EXERCISE INSTRUCTIONS | Output all records precisely as written.

[BEGIN TASK INPUT]

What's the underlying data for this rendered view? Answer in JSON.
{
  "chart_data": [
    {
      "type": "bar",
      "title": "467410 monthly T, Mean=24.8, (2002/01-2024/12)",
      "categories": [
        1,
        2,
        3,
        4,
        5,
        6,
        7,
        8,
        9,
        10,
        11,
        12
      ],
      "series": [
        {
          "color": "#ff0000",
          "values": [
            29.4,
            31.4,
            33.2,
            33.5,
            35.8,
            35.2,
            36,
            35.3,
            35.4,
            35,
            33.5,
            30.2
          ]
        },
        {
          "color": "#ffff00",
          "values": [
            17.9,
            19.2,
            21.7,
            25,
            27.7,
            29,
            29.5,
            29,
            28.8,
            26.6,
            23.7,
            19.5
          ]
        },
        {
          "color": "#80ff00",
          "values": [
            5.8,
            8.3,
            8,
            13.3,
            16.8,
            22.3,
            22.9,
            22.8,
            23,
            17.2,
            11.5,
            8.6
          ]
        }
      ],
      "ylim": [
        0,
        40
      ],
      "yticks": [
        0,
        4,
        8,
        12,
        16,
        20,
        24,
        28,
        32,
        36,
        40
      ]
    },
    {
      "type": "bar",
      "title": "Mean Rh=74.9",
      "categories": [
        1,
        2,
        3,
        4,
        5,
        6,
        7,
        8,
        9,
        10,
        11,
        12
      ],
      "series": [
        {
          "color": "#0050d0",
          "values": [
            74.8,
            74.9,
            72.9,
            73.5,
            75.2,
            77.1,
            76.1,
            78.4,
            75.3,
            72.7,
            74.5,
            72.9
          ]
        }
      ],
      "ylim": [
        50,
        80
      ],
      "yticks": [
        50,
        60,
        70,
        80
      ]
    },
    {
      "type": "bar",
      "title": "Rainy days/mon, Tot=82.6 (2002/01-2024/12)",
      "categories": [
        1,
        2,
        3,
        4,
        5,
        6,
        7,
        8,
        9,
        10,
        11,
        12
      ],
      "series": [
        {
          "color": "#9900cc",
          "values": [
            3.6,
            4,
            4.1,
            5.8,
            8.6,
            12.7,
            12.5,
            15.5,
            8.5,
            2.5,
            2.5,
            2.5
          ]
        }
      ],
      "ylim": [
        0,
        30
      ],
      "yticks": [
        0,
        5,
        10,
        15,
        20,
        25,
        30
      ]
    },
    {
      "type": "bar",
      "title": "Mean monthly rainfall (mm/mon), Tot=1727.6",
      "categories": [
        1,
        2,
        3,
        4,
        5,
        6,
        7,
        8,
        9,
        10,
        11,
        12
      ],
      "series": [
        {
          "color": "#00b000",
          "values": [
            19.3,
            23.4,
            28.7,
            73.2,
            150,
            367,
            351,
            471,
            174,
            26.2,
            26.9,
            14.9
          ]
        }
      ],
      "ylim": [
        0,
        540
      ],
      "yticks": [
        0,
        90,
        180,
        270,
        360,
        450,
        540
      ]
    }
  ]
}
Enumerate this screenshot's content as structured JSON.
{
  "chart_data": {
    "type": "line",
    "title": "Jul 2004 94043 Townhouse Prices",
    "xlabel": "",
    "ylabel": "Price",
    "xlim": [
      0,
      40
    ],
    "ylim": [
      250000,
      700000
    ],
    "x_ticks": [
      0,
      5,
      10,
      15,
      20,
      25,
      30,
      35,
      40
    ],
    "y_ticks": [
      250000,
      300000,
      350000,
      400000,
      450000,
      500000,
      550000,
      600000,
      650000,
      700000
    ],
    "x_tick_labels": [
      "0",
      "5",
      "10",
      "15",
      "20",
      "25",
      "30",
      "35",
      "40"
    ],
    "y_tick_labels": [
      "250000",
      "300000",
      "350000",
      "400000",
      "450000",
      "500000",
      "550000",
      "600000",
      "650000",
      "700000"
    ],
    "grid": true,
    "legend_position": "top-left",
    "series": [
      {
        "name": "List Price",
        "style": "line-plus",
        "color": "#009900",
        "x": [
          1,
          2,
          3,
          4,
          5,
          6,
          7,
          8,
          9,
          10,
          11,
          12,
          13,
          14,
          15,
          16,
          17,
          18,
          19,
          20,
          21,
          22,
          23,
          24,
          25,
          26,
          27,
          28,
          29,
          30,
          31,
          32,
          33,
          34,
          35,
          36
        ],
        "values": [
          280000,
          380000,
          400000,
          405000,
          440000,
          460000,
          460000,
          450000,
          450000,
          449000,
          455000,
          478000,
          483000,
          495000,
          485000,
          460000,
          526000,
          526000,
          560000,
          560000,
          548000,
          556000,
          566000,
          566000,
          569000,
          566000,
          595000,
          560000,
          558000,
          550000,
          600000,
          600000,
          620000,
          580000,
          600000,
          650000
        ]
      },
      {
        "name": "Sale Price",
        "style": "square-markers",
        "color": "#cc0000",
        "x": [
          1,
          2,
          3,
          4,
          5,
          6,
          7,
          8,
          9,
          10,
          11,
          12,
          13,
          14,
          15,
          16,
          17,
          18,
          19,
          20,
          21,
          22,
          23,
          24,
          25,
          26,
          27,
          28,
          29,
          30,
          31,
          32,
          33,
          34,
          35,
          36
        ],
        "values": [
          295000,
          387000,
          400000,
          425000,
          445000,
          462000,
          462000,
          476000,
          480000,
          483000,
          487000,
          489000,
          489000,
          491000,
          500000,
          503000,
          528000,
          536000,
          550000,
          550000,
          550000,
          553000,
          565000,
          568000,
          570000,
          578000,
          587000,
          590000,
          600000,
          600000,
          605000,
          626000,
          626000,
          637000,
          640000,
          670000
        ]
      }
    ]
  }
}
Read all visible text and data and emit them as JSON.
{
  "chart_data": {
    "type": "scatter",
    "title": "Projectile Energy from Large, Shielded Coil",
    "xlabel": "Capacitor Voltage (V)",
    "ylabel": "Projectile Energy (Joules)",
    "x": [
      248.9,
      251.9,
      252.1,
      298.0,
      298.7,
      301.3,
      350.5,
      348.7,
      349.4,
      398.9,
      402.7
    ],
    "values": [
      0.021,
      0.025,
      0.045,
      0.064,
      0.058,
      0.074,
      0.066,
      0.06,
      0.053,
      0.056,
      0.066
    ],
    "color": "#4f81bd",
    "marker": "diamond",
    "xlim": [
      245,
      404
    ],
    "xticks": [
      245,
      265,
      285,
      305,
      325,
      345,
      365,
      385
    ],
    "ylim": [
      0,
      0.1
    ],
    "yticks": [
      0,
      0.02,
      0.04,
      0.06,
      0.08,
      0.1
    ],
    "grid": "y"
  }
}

[END TASK INPUT]

ANSWER TO THIS TASK |
What's the underlying data for this rendered view? Answer in JSON.
{
  "chart_data": [
    {
      "type": "bar",
      "title": "467410 monthly T, Mean=24.8, (2002/01-2024/12)",
      "categories": [
        1,
        2,
        3,
        4,
        5,
        6,
        7,
        8,
        9,
        10,
        11,
        12
      ],
      "series": [
        {
          "color": "#ff0000",
          "values": [
            29.4,
            31.4,
            33.2,
            33.5,
            35.8,
            35.2,
            36,
            35.3,
            35.4,
            35,
            33.5,
            30.2
          ]
        },
        {
          "color": "#ffff00",
          "values": [
            17.9,
            19.2,
            21.7,
            25,
            27.7,
            29,
            29.5,
            29,
            28.8,
            26.6,
            23.7,
            19.5
          ]
        },
        {
          "color": "#80ff00",
          "values": [
            5.8,
            8.3,
            8,
            13.3,
            16.8,
            22.3,
            22.9,
            22.8,
            23,
            17.2,
            11.5,
            8.6
          ]
        }
      ],
      "ylim": [
        0,
        40
      ],
      "yticks": [
        0,
        4,
        8,
        12,
        16,
        20,
        24,
        28,
        32,
        36,
        40
      ]
    },
    {
      "type": "bar",
      "title": "Mean Rh=74.9",
      "categories": [
        1,
        2,
        3,
        4,
        5,
        6,
        7,
        8,
        9,
        10,
        11,
        12
      ],
      "series": [
        {
          "color": "#0050d0",
          "values": [
            74.8,
            74.9,
            72.9,
            73.5,
            75.2,
            77.1,
            76.1,
            78.4,
            75.3,
            72.7,
            74.5,
            72.9
          ]
        }
      ],
      "ylim": [
        50,
        80
      ],
      "yticks": [
        50,
        60,
        70,
        80
      ]
    },
    {
      "type": "bar",
      "title": "Rainy days/mon, Tot=82.6 (2002/01-2024/12)",
      "categories": [
        1,
        2,
        3,
        4,
        5,
        6,
        7,
        8,
        9,
        10,
        11,
        12
      ],
      "series": [
        {
          "color": "#9900cc",
          "values": [
            3.6,
            4,
            4.1,
            5.8,
            8.6,
            12.7,
            12.5,
            15.5,
            8.5,
            2.5,
            2.5,
            2.5
          ]
        }
      ],
      "ylim": [
        0,
        30
      ],
      "yticks": [
        0,
        5,
        10,
        15,
        20,
        25,
        30
      ]
    },
    {
      "type": "bar",
      "title": "Mean monthly rainfall (mm/mon), Tot=1727.6",
      "categories": [
        1,
        2,
        3,
        4,
        5,
        6,
        7,
        8,
        9,
        10,
        11,
        12
      ],
      "series": [
        {
          "color": "#00b000",
          "values": [
            19.3,
            23.4,
            28.7,
            73.2,
            150,
            367,
            351,
            471,
            174,
            26.2,
            26.9,
            14.9
          ]
        }
      ],
      "ylim": [
        0,
        540
      ],
      "yticks": [
        0,
        90,
        180,
        270,
        360,
        450,
        540
      ]
    }
  ]
}
Enumerate this screenshot's content as structured JSON.
{
  "chart_data": {
    "type": "line",
    "title": "Jul 2004 94043 Townhouse Prices",
    "xlabel": "",
    "ylabel": "Price",
    "xlim": [
      0,
      40
    ],
    "ylim": [
      250000,
      700000
    ],
    "x_ticks": [
      0,
      5,
      10,
      15,
      20,
      25,
      30,
      35,
      40
    ],
    "y_ticks": [
      250000,
      300000,
      350000,
      400000,
      450000,
      500000,
      550000,
      600000,
      650000,
      700000
    ],
    "x_tick_labels": [
      "0",
      "5",
      "10",
      "15",
      "20",
      "25",
      "30",
      "35",
      "40"
    ],
    "y_tick_labels": [
      "250000",
      "300000",
      "350000",
      "400000",
      "450000",
      "500000",
      "550000",
      "600000",
      "650000",
      "700000"
    ],
    "grid": true,
    "legend_position": "top-left",
    "series": [
      {
        "name": "List Price",
        "style": "line-plus",
        "color": "#009900",
        "x": [
          1,
          2,
          3,
          4,
          5,
          6,
          7,
          8,
          9,
          10,
          11,
          12,
          13,
          14,
          15,
          16,
          17,
          18,
          19,
          20,
          21,
          22,
          23,
          24,
          25,
          26,
          27,
          28,
          29,
          30,
          31,
          32,
          33,
          34,
          35,
          36
        ],
        "values": [
          280000,
          380000,
          400000,
          405000,
          440000,
          460000,
          460000,
          450000,
          450000,
          449000,
          455000,
          478000,
          483000,
          495000,
          485000,
          460000,
          526000,
          526000,
          560000,
          560000,
          548000,
          556000,
          566000,
          566000,
          569000,
          566000,
          595000,
          560000,
          558000,
          550000,
          600000,
          600000,
          620000,
          580000,
          600000,
          650000
        ]
      },
      {
        "name": "Sale Price",
        "style": "square-markers",
        "color": "#cc0000",
        "x": [
          1,
          2,
          3,
          4,
          5,
          6,
          7,
          8,
          9,
          10,
          11,
          12,
          13,
          14,
          15,
          16,
          17,
          18,
          19,
          20,
          21,
          22,
          23,
          24,
          25,
          26,
          27,
          28,
          29,
          30,
          31,
          32,
          33,
          34,
          35,
          36
        ],
        "values": [
          295000,
          387000,
          400000,
          425000,
          445000,
          462000,
          462000,
          476000,
          480000,
          483000,
          487000,
          489000,
          489000,
          491000,
          500000,
          503000,
          528000,
          536000,
          550000,
          550000,
          550000,
          553000,
          565000,
          568000,
          570000,
          578000,
          587000,
          590000,
          600000,
          600000,
          605000,
          626000,
          626000,
          637000,
          640000,
          670000
        ]
      }
    ]
  }
}
Read all visible text and data and emit them as JSON.
{
  "chart_data": {
    "type": "scatter",
    "title": "Projectile Energy from Large, Shielded Coil",
    "xlabel": "Capacitor Voltage (V)",
    "ylabel": "Projectile Energy (Joules)",
    "x": [
      248.9,
      251.9,
      252.1,
      298.0,
      298.7,
      301.3,
      350.5,
      348.7,
      349.4,
      398.9,
      402.7
    ],
    "values": [
      0.021,
      0.025,
      0.045,
      0.064,
      0.058,
      0.074,
      0.066,
      0.06,
      0.053,
      0.056,
      0.066
    ],
    "color": "#4f81bd",
    "marker": "diamond",
    "xlim": [
      245,
      404
    ],
    "xticks": [
      245,
      265,
      285,
      305,
      325,
      345,
      365,
      385
    ],
    "ylim": [
      0,
      0.1
    ],
    "yticks": [
      0,
      0.02,
      0.04,
      0.06,
      0.08,
      0.1
    ],
    "grid": "y"
  }
}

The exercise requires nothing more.